#### Information supplied

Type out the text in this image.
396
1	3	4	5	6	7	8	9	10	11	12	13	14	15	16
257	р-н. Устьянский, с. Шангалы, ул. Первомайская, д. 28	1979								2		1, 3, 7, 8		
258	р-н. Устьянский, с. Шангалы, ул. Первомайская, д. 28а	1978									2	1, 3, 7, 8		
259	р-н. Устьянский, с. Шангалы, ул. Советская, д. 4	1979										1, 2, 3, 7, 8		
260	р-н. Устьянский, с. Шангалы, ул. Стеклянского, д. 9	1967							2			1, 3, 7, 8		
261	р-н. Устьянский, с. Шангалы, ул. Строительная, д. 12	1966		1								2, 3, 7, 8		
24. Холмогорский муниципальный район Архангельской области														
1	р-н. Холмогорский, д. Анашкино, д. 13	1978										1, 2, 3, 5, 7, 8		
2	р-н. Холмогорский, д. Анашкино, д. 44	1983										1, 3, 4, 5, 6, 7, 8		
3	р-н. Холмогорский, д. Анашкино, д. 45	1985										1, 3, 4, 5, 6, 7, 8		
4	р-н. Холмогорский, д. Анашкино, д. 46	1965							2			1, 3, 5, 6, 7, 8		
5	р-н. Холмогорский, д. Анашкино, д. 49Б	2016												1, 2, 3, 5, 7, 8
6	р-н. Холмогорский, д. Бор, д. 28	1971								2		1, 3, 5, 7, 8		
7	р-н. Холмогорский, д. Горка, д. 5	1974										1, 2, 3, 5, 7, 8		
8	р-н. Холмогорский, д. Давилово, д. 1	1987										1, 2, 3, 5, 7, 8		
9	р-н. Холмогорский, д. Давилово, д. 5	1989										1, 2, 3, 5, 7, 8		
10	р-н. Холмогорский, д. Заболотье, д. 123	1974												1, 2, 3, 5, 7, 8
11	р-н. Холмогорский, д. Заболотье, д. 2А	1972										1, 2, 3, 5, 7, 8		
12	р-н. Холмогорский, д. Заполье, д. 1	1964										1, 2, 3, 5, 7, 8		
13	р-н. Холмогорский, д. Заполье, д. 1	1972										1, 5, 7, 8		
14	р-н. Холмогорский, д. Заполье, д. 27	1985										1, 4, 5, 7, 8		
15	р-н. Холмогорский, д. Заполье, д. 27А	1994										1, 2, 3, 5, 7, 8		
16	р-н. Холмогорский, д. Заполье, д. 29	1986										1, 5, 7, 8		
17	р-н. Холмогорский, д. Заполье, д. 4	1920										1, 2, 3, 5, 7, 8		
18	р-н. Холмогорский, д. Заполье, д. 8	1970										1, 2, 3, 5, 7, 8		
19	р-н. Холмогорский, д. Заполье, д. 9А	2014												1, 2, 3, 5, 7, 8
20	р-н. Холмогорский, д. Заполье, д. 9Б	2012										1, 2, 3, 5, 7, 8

########

Problem to work on
Take the listing above and set it down exactly.

The completed task
Type out the text in this image.
396
1	3	4	5	6	7	8	9	10	11	12	13	14	15	16
257	р-н. Устьянский, с. Шангалы, ул. Первомайская, д. 28	1979								2		1, 3, 7, 8		
258	р-н. Устьянский, с. Шангалы, ул. Первомайская, д. 28а	1978									2	1, 3, 7, 8		
259	р-н. Устьянский, с. Шангалы, ул. Советская, д. 4	1979										1, 2, 3, 7, 8		
260	р-н. Устьянский, с. Шангалы, ул. Стеклянского, д. 9	1967							2			1, 3, 7, 8		
261	р-н. Устьянский, с. Шангалы, ул. Строительная, д. 12	1966		1								2, 3, 7, 8		
24. Холмогорский муниципальный район Архангельской области														
1	р-н. Холмогорский, д. Анашкино, д. 13	1978										1, 2, 3, 5, 7, 8		
2	р-н. Холмогорский, д. Анашкино, д. 44	1983										1, 3, 4, 5, 6, 7, 8		
3	р-н. Холмогорский, д. Анашкино, д. 45	1985										1, 3, 4, 5, 6, 7, 8		
4	р-н. Холмогорский, д. Анашкино, д. 46	1965							2			1, 3, 5, 6, 7, 8		
5	р-н. Холмогорский, д. Анашкино, д. 49Б	2016												1, 2, 3, 5, 7, 8
6	р-н. Холмогорский, д. Бор, д. 28	1971								2		1, 3, 5, 7, 8		
7	р-н. Холмогорский, д. Горка, д. 5	1974										1, 2, 3, 5, 7, 8		
8	р-н. Холмогорский, д. Давилово, д. 1	1987										1, 2, 3, 5, 7, 8		
9	р-н. Холмогорский, д. Давилово, д. 5	1989										1, 2, 3, 5, 7, 8		
10	р-н. Холмогорский, д. Заболотье, д. 123	1974												1, 2, 3, 5, 7, 8
11	р-н. Холмогорский, д. Заболотье, д. 2А	1972										1, 2, 3, 5, 7, 8		
12	р-н. Холмогорский, д. Заполье, д. 1	1964										1, 2, 3, 5, 7, 8		
13	р-н. Холмогорский, д. Заполье, д. 1	1972										1, 5, 7, 8		
14	р-н. Холмогорский, д. Заполье, д. 27	1985										1, 4, 5, 7, 8		
15	р-н. Холмогорский, д. Заполье, д. 27А	1994										1, 2, 3, 5, 7, 8		
16	р-н. Холмогорский, д. Заполье, д. 29	1986										1, 5, 7, 8		
17	р-н. Холмогорский, д. Заполье, д. 4	1920										1, 2, 3, 5, 7, 8		
18	р-н. Холмогорский, д. Заполье, д. 8	1970										1, 2, 3, 5, 7, 8		
19	р-н. Холмогорский, д. Заполье, д. 9А	2014												1, 2, 3, 5, 7, 8
20	р-н. Холмогорский, д. Заполье, д. 9Б	2012										1, 2, 3, 5, 7, 8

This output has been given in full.